(Dataset records)
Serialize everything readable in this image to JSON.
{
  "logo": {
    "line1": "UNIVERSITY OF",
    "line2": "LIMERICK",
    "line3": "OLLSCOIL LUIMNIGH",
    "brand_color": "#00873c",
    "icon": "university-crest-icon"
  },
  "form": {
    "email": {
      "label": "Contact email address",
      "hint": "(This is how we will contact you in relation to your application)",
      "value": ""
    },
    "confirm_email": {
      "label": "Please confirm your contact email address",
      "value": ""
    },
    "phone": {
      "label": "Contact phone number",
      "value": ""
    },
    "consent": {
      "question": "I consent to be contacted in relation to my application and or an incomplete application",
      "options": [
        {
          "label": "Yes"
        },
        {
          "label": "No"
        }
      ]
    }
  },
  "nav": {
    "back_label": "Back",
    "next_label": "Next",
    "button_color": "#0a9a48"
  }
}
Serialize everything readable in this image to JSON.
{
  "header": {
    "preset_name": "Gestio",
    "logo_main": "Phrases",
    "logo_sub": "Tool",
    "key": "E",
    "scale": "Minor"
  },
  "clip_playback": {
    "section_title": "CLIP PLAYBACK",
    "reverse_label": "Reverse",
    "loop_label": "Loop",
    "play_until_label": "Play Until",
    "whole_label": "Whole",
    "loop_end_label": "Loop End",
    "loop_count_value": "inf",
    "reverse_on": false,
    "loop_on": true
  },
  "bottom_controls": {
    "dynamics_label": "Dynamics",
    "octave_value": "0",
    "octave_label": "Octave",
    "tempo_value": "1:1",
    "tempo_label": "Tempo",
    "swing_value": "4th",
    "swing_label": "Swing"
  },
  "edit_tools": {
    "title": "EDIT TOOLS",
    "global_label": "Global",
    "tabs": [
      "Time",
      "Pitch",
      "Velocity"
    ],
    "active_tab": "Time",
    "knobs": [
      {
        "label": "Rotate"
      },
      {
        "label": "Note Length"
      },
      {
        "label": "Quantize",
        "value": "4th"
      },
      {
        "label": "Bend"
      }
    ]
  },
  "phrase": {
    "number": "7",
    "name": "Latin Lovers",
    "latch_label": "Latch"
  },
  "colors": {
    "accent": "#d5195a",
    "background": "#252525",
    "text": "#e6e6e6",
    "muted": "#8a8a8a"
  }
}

**Direction**
Check every line of the data above for the string "number", and copy those that have it.

**Correct result**
      "label": "Contact phone number",
    "number": "7",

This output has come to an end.